• [What you are asked to do] Copy out each line that has "единице" in it.

• [Records contained in a dataset]
□ □ □ □

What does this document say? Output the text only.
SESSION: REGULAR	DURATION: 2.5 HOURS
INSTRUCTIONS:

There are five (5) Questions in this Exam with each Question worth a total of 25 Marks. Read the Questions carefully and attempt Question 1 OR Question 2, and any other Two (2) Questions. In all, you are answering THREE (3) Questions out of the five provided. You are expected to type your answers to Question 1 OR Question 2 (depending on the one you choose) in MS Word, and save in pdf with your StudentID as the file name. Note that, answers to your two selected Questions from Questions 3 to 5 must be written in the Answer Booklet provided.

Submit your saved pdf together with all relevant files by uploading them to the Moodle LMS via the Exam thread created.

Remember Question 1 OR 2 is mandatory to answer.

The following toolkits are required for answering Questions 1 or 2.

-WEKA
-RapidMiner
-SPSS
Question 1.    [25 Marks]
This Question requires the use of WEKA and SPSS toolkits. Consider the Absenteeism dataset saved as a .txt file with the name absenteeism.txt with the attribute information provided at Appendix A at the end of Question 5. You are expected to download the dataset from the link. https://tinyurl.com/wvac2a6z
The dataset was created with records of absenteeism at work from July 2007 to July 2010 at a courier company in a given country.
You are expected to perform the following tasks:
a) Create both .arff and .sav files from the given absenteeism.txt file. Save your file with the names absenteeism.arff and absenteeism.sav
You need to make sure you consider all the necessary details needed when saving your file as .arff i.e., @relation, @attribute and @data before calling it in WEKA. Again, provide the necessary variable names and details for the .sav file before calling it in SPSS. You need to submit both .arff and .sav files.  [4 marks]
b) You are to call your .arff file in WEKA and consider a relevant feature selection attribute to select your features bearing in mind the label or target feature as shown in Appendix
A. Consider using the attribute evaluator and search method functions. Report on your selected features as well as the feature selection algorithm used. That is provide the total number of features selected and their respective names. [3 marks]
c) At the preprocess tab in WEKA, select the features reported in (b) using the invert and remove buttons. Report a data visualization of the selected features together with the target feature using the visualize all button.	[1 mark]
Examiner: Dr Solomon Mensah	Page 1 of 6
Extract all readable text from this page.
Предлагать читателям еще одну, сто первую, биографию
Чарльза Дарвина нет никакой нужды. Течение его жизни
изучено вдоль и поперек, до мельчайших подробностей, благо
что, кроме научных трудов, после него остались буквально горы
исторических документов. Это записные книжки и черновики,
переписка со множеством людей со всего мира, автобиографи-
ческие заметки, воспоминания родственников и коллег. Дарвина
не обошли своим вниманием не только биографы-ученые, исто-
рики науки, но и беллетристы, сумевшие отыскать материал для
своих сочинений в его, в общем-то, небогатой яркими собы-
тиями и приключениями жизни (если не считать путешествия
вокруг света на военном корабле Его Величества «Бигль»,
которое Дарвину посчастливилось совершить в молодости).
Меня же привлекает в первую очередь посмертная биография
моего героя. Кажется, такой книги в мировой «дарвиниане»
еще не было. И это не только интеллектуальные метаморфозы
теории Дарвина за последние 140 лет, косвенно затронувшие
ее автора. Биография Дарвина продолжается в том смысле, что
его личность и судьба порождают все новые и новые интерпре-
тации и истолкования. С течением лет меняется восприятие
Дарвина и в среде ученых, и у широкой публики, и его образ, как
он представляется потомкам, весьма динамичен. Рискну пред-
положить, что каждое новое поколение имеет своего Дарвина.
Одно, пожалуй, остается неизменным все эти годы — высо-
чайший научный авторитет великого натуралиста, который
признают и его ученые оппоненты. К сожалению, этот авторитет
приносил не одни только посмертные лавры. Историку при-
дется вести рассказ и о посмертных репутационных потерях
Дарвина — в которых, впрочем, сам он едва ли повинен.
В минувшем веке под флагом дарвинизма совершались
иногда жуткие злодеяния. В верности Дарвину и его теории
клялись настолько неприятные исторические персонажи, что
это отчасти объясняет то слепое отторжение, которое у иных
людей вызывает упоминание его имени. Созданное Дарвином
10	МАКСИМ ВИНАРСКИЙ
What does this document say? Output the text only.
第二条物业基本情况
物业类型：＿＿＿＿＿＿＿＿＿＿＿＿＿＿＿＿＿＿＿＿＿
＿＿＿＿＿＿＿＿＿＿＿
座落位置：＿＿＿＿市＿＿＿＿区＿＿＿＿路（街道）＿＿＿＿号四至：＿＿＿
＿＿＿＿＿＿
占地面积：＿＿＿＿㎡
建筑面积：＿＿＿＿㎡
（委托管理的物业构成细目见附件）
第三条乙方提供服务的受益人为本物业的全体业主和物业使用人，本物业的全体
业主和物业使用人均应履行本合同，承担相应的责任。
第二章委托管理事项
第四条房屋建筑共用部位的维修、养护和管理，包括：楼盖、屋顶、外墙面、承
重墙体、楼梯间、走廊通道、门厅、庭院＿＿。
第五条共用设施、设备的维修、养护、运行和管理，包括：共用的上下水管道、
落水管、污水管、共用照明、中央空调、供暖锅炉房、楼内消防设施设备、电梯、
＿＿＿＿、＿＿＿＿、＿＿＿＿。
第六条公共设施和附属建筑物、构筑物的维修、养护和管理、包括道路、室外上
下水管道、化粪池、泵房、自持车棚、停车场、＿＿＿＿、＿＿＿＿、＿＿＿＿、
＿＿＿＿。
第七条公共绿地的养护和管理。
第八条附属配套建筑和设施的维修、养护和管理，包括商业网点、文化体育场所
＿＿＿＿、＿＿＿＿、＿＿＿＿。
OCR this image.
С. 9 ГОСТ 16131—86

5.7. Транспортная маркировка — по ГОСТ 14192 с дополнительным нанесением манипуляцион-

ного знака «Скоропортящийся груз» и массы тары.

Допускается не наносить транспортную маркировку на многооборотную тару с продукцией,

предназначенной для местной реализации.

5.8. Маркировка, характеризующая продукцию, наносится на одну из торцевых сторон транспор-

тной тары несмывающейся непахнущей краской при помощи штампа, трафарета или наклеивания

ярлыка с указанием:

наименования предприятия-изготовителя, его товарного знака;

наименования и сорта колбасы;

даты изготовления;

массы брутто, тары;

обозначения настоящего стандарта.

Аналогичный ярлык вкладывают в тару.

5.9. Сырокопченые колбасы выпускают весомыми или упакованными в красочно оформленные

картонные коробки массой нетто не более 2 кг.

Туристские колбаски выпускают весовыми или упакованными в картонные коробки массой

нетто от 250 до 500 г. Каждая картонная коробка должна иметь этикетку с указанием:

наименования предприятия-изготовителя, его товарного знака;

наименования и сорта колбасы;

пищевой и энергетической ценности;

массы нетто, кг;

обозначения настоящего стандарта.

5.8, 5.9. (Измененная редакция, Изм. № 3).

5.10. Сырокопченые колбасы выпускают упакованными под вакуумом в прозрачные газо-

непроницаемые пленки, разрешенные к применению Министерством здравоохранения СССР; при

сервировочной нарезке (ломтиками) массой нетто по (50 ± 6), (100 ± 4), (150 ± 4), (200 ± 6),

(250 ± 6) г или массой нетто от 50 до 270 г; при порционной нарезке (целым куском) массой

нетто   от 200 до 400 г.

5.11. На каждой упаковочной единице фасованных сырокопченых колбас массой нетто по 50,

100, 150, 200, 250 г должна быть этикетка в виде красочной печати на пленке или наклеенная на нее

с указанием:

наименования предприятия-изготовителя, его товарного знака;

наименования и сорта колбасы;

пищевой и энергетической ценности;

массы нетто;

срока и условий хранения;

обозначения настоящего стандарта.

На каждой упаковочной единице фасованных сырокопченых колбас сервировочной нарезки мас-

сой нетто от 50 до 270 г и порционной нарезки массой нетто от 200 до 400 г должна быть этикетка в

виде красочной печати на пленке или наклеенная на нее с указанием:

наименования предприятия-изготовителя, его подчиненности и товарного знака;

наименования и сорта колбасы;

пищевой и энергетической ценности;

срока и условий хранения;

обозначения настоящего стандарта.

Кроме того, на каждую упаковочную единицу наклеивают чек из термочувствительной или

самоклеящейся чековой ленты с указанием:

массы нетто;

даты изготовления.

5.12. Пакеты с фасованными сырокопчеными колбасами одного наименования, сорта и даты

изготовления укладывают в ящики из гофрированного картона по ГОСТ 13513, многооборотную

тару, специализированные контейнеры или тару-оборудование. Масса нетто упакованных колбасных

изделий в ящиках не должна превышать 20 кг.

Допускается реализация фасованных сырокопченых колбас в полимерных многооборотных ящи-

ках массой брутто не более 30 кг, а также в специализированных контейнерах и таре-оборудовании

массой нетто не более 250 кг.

□ □ □ □

• [The solution]
5.11. На каждой упаковочной единице фасованных сырокопченых колбас массой нетто по 50,
На каждой упаковочной единице фасованных сырокопченых колбас сервировочной нарезки мас-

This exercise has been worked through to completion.